→ **What to do**: Each line that follows should be printed again exactly as it stands.
-- start Input --
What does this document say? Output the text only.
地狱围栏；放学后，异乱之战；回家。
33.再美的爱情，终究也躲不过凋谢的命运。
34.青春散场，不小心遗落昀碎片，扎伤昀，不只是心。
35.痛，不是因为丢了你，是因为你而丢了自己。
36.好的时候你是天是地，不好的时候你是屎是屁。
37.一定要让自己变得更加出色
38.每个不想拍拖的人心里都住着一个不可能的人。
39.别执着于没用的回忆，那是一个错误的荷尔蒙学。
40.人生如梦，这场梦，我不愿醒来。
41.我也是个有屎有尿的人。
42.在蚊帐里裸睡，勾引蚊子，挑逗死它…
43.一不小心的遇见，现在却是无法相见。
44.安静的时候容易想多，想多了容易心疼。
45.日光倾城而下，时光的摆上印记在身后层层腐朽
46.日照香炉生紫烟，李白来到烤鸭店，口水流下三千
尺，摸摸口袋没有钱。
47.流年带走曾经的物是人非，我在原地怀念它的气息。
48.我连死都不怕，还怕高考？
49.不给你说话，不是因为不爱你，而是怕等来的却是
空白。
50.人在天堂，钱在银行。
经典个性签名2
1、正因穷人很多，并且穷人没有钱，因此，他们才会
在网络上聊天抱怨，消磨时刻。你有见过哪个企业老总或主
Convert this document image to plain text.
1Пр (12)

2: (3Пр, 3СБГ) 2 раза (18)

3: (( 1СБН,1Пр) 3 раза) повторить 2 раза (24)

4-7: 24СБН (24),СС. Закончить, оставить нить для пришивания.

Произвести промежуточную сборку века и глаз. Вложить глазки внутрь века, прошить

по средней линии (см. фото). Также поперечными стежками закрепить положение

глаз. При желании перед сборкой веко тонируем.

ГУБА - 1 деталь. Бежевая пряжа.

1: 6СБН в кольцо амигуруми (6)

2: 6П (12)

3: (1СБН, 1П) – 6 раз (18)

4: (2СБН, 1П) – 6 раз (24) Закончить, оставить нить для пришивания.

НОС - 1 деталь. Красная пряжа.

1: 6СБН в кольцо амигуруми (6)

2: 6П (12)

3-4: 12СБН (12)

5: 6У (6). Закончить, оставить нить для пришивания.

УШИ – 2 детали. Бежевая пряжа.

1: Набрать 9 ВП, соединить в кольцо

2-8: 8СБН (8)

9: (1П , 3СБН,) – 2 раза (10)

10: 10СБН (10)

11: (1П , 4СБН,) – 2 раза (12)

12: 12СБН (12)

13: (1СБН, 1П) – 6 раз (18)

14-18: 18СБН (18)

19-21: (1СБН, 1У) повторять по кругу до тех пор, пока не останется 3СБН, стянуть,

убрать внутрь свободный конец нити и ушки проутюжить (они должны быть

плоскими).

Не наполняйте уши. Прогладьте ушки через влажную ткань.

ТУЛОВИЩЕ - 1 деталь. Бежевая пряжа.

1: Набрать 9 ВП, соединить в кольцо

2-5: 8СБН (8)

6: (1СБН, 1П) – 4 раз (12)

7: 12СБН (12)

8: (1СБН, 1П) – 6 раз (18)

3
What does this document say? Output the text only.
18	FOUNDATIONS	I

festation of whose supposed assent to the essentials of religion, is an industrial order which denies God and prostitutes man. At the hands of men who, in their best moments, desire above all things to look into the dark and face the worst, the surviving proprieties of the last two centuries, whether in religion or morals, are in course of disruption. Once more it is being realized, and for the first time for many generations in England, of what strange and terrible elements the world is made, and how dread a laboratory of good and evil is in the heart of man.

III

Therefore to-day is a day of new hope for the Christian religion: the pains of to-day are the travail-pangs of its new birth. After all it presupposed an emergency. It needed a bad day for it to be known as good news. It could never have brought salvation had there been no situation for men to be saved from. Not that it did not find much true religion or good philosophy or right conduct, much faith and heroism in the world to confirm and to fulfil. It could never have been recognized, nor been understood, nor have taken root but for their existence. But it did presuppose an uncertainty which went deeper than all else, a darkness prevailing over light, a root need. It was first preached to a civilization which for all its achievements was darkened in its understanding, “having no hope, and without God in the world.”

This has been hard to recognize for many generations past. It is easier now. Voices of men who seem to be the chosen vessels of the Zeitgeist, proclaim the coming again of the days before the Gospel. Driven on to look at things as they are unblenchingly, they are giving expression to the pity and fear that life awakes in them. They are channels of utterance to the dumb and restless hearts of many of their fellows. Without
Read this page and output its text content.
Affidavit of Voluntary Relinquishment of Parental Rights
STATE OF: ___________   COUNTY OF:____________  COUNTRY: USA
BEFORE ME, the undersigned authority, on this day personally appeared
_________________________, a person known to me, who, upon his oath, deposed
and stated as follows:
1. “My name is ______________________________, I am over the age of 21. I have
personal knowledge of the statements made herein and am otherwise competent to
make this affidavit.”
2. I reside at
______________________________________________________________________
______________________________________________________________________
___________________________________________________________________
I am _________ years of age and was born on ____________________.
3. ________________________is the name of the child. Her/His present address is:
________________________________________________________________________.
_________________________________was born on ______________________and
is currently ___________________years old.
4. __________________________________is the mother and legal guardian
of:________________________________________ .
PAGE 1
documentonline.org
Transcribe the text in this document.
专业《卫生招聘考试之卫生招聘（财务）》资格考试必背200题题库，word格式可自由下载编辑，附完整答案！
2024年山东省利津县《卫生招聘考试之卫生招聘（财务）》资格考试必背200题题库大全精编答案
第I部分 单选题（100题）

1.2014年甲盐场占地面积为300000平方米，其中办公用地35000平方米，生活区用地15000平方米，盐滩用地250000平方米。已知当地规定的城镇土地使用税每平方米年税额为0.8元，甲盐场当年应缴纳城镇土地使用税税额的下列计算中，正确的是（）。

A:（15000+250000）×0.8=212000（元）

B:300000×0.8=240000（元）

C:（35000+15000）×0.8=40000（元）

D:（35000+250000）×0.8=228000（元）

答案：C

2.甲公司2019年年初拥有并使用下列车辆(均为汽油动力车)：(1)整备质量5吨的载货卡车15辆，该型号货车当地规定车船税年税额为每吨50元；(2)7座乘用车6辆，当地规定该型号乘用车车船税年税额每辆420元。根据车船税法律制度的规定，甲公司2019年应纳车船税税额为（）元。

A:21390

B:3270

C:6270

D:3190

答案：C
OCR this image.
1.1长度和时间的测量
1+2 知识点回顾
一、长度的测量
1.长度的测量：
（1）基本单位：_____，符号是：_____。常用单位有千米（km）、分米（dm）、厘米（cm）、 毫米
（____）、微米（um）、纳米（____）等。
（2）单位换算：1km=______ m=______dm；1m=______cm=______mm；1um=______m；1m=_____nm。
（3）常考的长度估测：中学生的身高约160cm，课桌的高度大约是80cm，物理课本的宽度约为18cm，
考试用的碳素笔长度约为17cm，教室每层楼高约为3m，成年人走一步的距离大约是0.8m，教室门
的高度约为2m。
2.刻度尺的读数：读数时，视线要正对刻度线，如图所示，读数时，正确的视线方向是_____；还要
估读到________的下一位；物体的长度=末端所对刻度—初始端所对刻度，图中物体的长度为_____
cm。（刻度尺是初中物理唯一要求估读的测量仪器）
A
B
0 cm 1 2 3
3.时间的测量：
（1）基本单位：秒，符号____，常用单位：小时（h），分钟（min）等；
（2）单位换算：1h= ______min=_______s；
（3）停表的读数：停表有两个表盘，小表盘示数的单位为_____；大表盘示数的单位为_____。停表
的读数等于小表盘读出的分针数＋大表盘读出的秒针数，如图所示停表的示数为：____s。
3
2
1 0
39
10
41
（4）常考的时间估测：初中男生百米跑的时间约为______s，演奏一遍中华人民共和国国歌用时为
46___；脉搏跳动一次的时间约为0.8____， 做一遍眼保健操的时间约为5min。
-- end Input --
→ **Response below**:
What does this document say? Output the text only.
地狱围栏；放学后，异乱之战；回家。
33.再美的爱情，终究也躲不过凋谢的命运。
34.青春散场，不小心遗落昀碎片，扎伤昀，不只是心。
35.痛，不是因为丢了你，是因为你而丢了自己。
36.好的时候你是天是地，不好的时候你是屎是屁。
37.一定要让自己变得更加出色
38.每个不想拍拖的人心里都住着一个不可能的人。
39.别执着于没用的回忆，那是一个错误的荷尔蒙学。
40.人生如梦，这场梦，我不愿醒来。
41.我也是个有屎有尿的人。
42.在蚊帐里裸睡，勾引蚊子，挑逗死它…
43.一不小心的遇见，现在却是无法相见。
44.安静的时候容易想多，想多了容易心疼。
45.日光倾城而下，时光的摆上印记在身后层层腐朽
46.日照香炉生紫烟，李白来到烤鸭店，口水流下三千
尺，摸摸口袋没有钱。
47.流年带走曾经的物是人非，我在原地怀念它的气息。
48.我连死都不怕，还怕高考？
49.不给你说话，不是因为不爱你，而是怕等来的却是
空白。
50.人在天堂，钱在银行。
经典个性签名2
1、正因穷人很多，并且穷人没有钱，因此，他们才会
在网络上聊天抱怨，消磨时刻。你有见过哪个企业老总或主
Convert this document image to plain text.
1Пр (12)

2: (3Пр, 3СБГ) 2 раза (18)

3: (( 1СБН,1Пр) 3 раза) повторить 2 раза (24)

4-7: 24СБН (24),СС. Закончить, оставить нить для пришивания.

Произвести промежуточную сборку века и глаз. Вложить глазки внутрь века, прошить

по средней линии (см. фото). Также поперечными стежками закрепить положение

глаз. При желании перед сборкой веко тонируем.

ГУБА - 1 деталь. Бежевая пряжа.

1: 6СБН в кольцо амигуруми (6)

2: 6П (12)

3: (1СБН, 1П) – 6 раз (18)

4: (2СБН, 1П) – 6 раз (24) Закончить, оставить нить для пришивания.

НОС - 1 деталь. Красная пряжа.

1: 6СБН в кольцо амигуруми (6)

2: 6П (12)

3-4: 12СБН (12)

5: 6У (6). Закончить, оставить нить для пришивания.

УШИ – 2 детали. Бежевая пряжа.

1: Набрать 9 ВП, соединить в кольцо

2-8: 8СБН (8)

9: (1П , 3СБН,) – 2 раза (10)

10: 10СБН (10)

11: (1П , 4СБН,) – 2 раза (12)

12: 12СБН (12)

13: (1СБН, 1П) – 6 раз (18)

14-18: 18СБН (18)

19-21: (1СБН, 1У) повторять по кругу до тех пор, пока не останется 3СБН, стянуть,

убрать внутрь свободный конец нити и ушки проутюжить (они должны быть

плоскими).

Не наполняйте уши. Прогладьте ушки через влажную ткань.

ТУЛОВИЩЕ - 1 деталь. Бежевая пряжа.

1: Набрать 9 ВП, соединить в кольцо

2-5: 8СБН (8)

6: (1СБН, 1П) – 4 раз (12)

7: 12СБН (12)

8: (1СБН, 1П) – 6 раз (18)

3
What does this document say? Output the text only.
18	FOUNDATIONS	I

festation of whose supposed assent to the essentials of religion, is an industrial order which denies God and prostitutes man. At the hands of men who, in their best moments, desire above all things to look into the dark and face the worst, the surviving proprieties of the last two centuries, whether in religion or morals, are in course of disruption. Once more it is being realized, and for the first time for many generations in England, of what strange and terrible elements the world is made, and how dread a laboratory of good and evil is in the heart of man.

III

Therefore to-day is a day of new hope for the Christian religion: the pains of to-day are the travail-pangs of its new birth. After all it presupposed an emergency. It needed a bad day for it to be known as good news. It could never have brought salvation had there been no situation for men to be saved from. Not that it did not find much true religion or good philosophy or right conduct, much faith and heroism in the world to confirm and to fulfil. It could never have been recognized, nor been understood, nor have taken root but for their existence. But it did presuppose an uncertainty which went deeper than all else, a darkness prevailing over light, a root need. It was first preached to a civilization which for all its achievements was darkened in its understanding, “having no hope, and without God in the world.”

This has been hard to recognize for many generations past. It is easier now. Voices of men who seem to be the chosen vessels of the Zeitgeist, proclaim the coming again of the days before the Gospel. Driven on to look at things as they are unblenchingly, they are giving expression to the pity and fear that life awakes in them. They are channels of utterance to the dumb and restless hearts of many of their fellows. Without
Read this page and output its text content.
Affidavit of Voluntary Relinquishment of Parental Rights
STATE OF: ___________   COUNTY OF:____________  COUNTRY: USA
BEFORE ME, the undersigned authority, on this day personally appeared
_________________________, a person known to me, who, upon his oath, deposed
and stated as follows:
1. “My name is ______________________________, I am over the age of 21. I have
personal knowledge of the statements made herein and am otherwise competent to
make this affidavit.”
2. I reside at
______________________________________________________________________
______________________________________________________________________
___________________________________________________________________
I am _________ years of age and was born on ____________________.
3. ________________________is the name of the child. Her/His present address is:
________________________________________________________________________.
_________________________________was born on ______________________and
is currently ___________________years old.
4. __________________________________is the mother and legal guardian
of:________________________________________ .
PAGE 1
documentonline.org
Transcribe the text in this document.
专业《卫生招聘考试之卫生招聘（财务）》资格考试必背200题题库，word格式可自由下载编辑，附完整答案！
2024年山东省利津县《卫生招聘考试之卫生招聘（财务）》资格考试必背200题题库大全精编答案
第I部分 单选题（100题）

1.2014年甲盐场占地面积为300000平方米，其中办公用地35000平方米，生活区用地15000平方米，盐滩用地250000平方米。已知当地规定的城镇土地使用税每平方米年税额为0.8元，甲盐场当年应缴纳城镇土地使用税税额的下列计算中，正确的是（）。

A:（15000+250000）×0.8=212000（元）

B:300000×0.8=240000（元）

C:（35000+15000）×0.8=40000（元）

D:（35000+250000）×0.8=228000（元）

答案：C

2.甲公司2019年年初拥有并使用下列车辆(均为汽油动力车)：(1)整备质量5吨的载货卡车15辆，该型号货车当地规定车船税年税额为每吨50元；(2)7座乘用车6辆，当地规定该型号乘用车车船税年税额每辆420元。根据车船税法律制度的规定，甲公司2019年应纳车船税税额为（）元。

A:21390

B:3270

C:6270

D:3190

答案：C
OCR this image.
1.1长度和时间的测量
1+2 知识点回顾
一、长度的测量
1.长度的测量：
（1）基本单位：_____，符号是：_____。常用单位有千米（km）、分米（dm）、厘米（cm）、 毫米
（____）、微米（um）、纳米（____）等。
（2）单位换算：1km=______ m=______dm；1m=______cm=______mm；1um=______m；1m=_____nm。
（3）常考的长度估测：中学生的身高约160cm，课桌的高度大约是80cm，物理课本的宽度约为18cm，
考试用的碳素笔长度约为17cm，教室每层楼高约为3m，成年人走一步的距离大约是0.8m，教室门
的高度约为2m。
2.刻度尺的读数：读数时，视线要正对刻度线，如图所示，读数时，正确的视线方向是_____；还要
估读到________的下一位；物体的长度=末端所对刻度—初始端所对刻度，图中物体的长度为_____
cm。（刻度尺是初中物理唯一要求估读的测量仪器）
A
B
0 cm 1 2 3
3.时间的测量：
（1）基本单位：秒，符号____，常用单位：小时（h），分钟（min）等；
（2）单位换算：1h= ______min=_______s；
（3）停表的读数：停表有两个表盘，小表盘示数的单位为_____；大表盘示数的单位为_____。停表
的读数等于小表盘读出的分针数＋大表盘读出的秒针数，如图所示停表的示数为：____s。
3
2
1 0
39
10
41
（4）常考的时间估测：初中男生百米跑的时间约为______s，演奏一遍中华人民共和国国歌用时为
46___；脉搏跳动一次的时间约为0.8____， 做一遍眼保健操的时间约为5min。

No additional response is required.